# REQUIREMENT:
Copy every one of the records below line for line, changing no character.

# MATERIAL SHOWN:

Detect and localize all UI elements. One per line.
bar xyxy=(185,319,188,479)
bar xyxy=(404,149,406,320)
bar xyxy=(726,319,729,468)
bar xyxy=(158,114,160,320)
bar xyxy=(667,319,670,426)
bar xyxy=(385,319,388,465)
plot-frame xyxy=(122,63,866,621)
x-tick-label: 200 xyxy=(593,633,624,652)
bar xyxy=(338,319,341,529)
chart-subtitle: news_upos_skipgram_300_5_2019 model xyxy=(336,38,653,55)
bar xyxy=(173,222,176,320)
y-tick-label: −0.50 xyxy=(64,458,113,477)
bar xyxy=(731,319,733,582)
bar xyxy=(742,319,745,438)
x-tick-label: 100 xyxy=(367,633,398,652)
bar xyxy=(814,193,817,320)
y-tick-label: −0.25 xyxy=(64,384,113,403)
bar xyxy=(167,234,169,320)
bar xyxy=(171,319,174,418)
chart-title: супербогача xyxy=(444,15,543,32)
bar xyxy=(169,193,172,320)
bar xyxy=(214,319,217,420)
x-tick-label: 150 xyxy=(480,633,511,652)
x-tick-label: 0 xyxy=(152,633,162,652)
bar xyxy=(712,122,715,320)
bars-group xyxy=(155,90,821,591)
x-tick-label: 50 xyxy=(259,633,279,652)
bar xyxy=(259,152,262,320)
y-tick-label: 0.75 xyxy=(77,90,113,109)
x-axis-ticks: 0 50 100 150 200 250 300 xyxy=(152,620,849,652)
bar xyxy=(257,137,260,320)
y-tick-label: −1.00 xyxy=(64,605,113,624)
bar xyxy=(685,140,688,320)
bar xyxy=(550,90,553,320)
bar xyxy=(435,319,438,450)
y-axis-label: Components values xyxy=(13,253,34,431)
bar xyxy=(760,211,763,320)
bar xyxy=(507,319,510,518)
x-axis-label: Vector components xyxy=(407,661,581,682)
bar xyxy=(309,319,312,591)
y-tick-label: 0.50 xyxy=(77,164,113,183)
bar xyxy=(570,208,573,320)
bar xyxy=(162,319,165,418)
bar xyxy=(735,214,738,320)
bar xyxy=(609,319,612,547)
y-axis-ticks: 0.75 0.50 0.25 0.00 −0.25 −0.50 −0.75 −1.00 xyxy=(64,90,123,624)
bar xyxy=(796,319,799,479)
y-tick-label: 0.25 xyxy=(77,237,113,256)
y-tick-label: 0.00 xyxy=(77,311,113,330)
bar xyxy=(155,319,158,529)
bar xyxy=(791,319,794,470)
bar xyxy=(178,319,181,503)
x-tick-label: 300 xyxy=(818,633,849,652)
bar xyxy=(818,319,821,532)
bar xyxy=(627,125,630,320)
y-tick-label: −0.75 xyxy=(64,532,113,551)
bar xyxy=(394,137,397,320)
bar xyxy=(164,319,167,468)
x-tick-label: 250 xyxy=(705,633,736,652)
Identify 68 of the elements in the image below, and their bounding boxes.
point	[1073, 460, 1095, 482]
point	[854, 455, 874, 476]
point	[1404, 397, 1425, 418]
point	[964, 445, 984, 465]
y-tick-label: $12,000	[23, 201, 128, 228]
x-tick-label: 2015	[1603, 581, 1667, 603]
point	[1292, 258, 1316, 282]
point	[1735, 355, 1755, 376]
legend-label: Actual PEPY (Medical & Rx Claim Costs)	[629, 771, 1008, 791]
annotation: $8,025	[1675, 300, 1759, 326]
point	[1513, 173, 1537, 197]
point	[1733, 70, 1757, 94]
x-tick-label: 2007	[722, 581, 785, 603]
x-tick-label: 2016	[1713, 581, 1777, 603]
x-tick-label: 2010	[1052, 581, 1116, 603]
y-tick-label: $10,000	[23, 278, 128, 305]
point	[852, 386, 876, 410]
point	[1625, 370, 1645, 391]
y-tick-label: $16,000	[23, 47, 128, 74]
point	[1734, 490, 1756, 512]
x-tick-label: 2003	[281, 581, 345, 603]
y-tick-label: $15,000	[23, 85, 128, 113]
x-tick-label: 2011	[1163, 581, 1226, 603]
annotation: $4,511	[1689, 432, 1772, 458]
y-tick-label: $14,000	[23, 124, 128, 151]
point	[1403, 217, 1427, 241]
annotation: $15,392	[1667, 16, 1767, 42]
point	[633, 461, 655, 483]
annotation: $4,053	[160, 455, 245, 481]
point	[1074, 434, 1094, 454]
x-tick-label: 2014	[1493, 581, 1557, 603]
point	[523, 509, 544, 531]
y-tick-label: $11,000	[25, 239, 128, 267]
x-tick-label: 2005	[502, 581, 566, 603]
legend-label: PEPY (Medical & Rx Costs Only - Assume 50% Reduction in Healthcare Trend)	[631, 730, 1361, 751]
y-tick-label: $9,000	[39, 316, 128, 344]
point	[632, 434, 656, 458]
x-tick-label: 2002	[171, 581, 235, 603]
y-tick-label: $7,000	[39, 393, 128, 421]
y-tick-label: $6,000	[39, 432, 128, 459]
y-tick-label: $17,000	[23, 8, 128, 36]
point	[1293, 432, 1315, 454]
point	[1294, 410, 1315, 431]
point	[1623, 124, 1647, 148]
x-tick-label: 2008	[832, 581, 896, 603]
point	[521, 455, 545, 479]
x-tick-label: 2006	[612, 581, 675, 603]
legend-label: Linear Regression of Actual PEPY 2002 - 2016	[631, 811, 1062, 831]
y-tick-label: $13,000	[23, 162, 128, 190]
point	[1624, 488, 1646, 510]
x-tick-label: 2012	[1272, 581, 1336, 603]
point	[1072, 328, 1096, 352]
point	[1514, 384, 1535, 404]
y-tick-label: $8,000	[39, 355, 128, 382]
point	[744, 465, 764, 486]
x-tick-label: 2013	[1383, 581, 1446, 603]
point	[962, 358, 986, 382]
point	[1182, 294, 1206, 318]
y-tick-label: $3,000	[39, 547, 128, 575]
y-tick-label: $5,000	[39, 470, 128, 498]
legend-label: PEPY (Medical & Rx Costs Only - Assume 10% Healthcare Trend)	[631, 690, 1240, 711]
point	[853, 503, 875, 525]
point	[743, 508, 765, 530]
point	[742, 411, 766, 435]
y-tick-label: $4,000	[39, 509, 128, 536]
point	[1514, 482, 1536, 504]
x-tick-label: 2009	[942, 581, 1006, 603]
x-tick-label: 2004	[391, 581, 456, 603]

# ANSWER FOR THE TASK:
Detect and localize all UI elements. One per line.
bar xyxy=(185,319,188,479)
bar xyxy=(404,149,406,320)
bar xyxy=(726,319,729,468)
bar xyxy=(158,114,160,320)
bar xyxy=(667,319,670,426)
bar xyxy=(385,319,388,465)
plot-frame xyxy=(122,63,866,621)
x-tick-label: 200 xyxy=(593,633,624,652)
bar xyxy=(338,319,341,529)
chart-subtitle: news_upos_skipgram_300_5_2019 model xyxy=(336,38,653,55)
bar xyxy=(173,222,176,320)
y-tick-label: −0.50 xyxy=(64,458,113,477)
bar xyxy=(731,319,733,582)
bar xyxy=(742,319,745,438)
x-tick-label: 100 xyxy=(367,633,398,652)
bar xyxy=(814,193,817,320)
y-tick-label: −0.25 xyxy=(64,384,113,403)
bar xyxy=(167,234,169,320)
bar xyxy=(171,319,174,418)
chart-title: супербогача xyxy=(444,15,543,32)
bar xyxy=(169,193,172,320)
bar xyxy=(214,319,217,420)
x-tick-label: 150 xyxy=(480,633,511,652)
x-tick-label: 0 xyxy=(152,633,162,652)
bar xyxy=(712,122,715,320)
bars-group xyxy=(155,90,821,591)
x-tick-label: 50 xyxy=(259,633,279,652)
bar xyxy=(259,152,262,320)
y-tick-label: 0.75 xyxy=(77,90,113,109)
x-axis-ticks: 0 50 100 150 200 250 300 xyxy=(152,620,849,652)
bar xyxy=(257,137,260,320)
y-tick-label: −1.00 xyxy=(64,605,113,624)
bar xyxy=(685,140,688,320)
bar xyxy=(550,90,553,320)
bar xyxy=(435,319,438,450)
y-axis-label: Components values xyxy=(13,253,34,431)
bar xyxy=(760,211,763,320)
bar xyxy=(507,319,510,518)
x-axis-label: Vector components xyxy=(407,661,581,682)
bar xyxy=(309,319,312,591)
y-tick-label: 0.50 xyxy=(77,164,113,183)
bar xyxy=(570,208,573,320)
bar xyxy=(162,319,165,418)
bar xyxy=(735,214,738,320)
bar xyxy=(609,319,612,547)
y-axis-ticks: 0.75 0.50 0.25 0.00 −0.25 −0.50 −0.75 −1.00 xyxy=(64,90,123,624)
bar xyxy=(796,319,799,479)
y-tick-label: 0.25 xyxy=(77,237,113,256)
y-tick-label: 0.00 xyxy=(77,311,113,330)
bar xyxy=(155,319,158,529)
bar xyxy=(791,319,794,470)
bar xyxy=(178,319,181,503)
x-tick-label: 300 xyxy=(818,633,849,652)
bar xyxy=(818,319,821,532)
bar xyxy=(627,125,630,320)
y-tick-label: −0.75 xyxy=(64,532,113,551)
bar xyxy=(394,137,397,320)
bar xyxy=(164,319,167,468)
x-tick-label: 250 xyxy=(705,633,736,652)
Identify 68 of the elements in the image below, and their bounding boxes.
point	[1073, 460, 1095, 482]
point	[854, 455, 874, 476]
point	[1404, 397, 1425, 418]
point	[964, 445, 984, 465]
y-tick-label: $12,000	[23, 201, 128, 228]
x-tick-label: 2015	[1603, 581, 1667, 603]
point	[1292, 258, 1316, 282]
point	[1735, 355, 1755, 376]
legend-label: Actual PEPY (Medical & Rx Claim Costs)	[629, 771, 1008, 791]
annotation: $8,025	[1675, 300, 1759, 326]
point	[1513, 173, 1537, 197]
point	[1733, 70, 1757, 94]
x-tick-label: 2007	[722, 581, 785, 603]
x-tick-label: 2016	[1713, 581, 1777, 603]
x-tick-label: 2010	[1052, 581, 1116, 603]
y-tick-label: $10,000	[23, 278, 128, 305]
point	[852, 386, 876, 410]
point	[1625, 370, 1645, 391]
y-tick-label: $16,000	[23, 47, 128, 74]
point	[1734, 490, 1756, 512]
x-tick-label: 2003	[281, 581, 345, 603]
y-tick-label: $15,000	[23, 85, 128, 113]
x-tick-label: 2011	[1163, 581, 1226, 603]
annotation: $4,511	[1689, 432, 1772, 458]
y-tick-label: $14,000	[23, 124, 128, 151]
point	[1403, 217, 1427, 241]
annotation: $15,392	[1667, 16, 1767, 42]
point	[633, 461, 655, 483]
annotation: $4,053	[160, 455, 245, 481]
point	[1074, 434, 1094, 454]
x-tick-label: 2014	[1493, 581, 1557, 603]
point	[523, 509, 544, 531]
y-tick-label: $11,000	[25, 239, 128, 267]
x-tick-label: 2005	[502, 581, 566, 603]
legend-label: PEPY (Medical & Rx Costs Only - Assume 50% Reduction in Healthcare Trend)	[631, 730, 1361, 751]
y-tick-label: $9,000	[39, 316, 128, 344]
point	[632, 434, 656, 458]
x-tick-label: 2002	[171, 581, 235, 603]
y-tick-label: $7,000	[39, 393, 128, 421]
y-tick-label: $6,000	[39, 432, 128, 459]
y-tick-label: $17,000	[23, 8, 128, 36]
point	[1293, 432, 1315, 454]
point	[1294, 410, 1315, 431]
point	[1623, 124, 1647, 148]
x-tick-label: 2008	[832, 581, 896, 603]
point	[521, 455, 545, 479]
x-tick-label: 2006	[612, 581, 675, 603]
legend-label: Linear Regression of Actual PEPY 2002 - 2016	[631, 811, 1062, 831]
y-tick-label: $13,000	[23, 162, 128, 190]
point	[1624, 488, 1646, 510]
x-tick-label: 2012	[1272, 581, 1336, 603]
point	[1072, 328, 1096, 352]
point	[1514, 384, 1535, 404]
y-tick-label: $8,000	[39, 355, 128, 382]
point	[744, 465, 764, 486]
x-tick-label: 2013	[1383, 581, 1446, 603]
point	[962, 358, 986, 382]
point	[1182, 294, 1206, 318]
y-tick-label: $3,000	[39, 547, 128, 575]
y-tick-label: $5,000	[39, 470, 128, 498]
legend-label: PEPY (Medical & Rx Costs Only - Assume 10% Healthcare Trend)	[631, 690, 1240, 711]
point	[853, 503, 875, 525]
point	[743, 508, 765, 530]
point	[742, 411, 766, 435]
y-tick-label: $4,000	[39, 509, 128, 536]
point	[1514, 482, 1536, 504]
x-tick-label: 2009	[942, 581, 1006, 603]
x-tick-label: 2004	[391, 581, 456, 603]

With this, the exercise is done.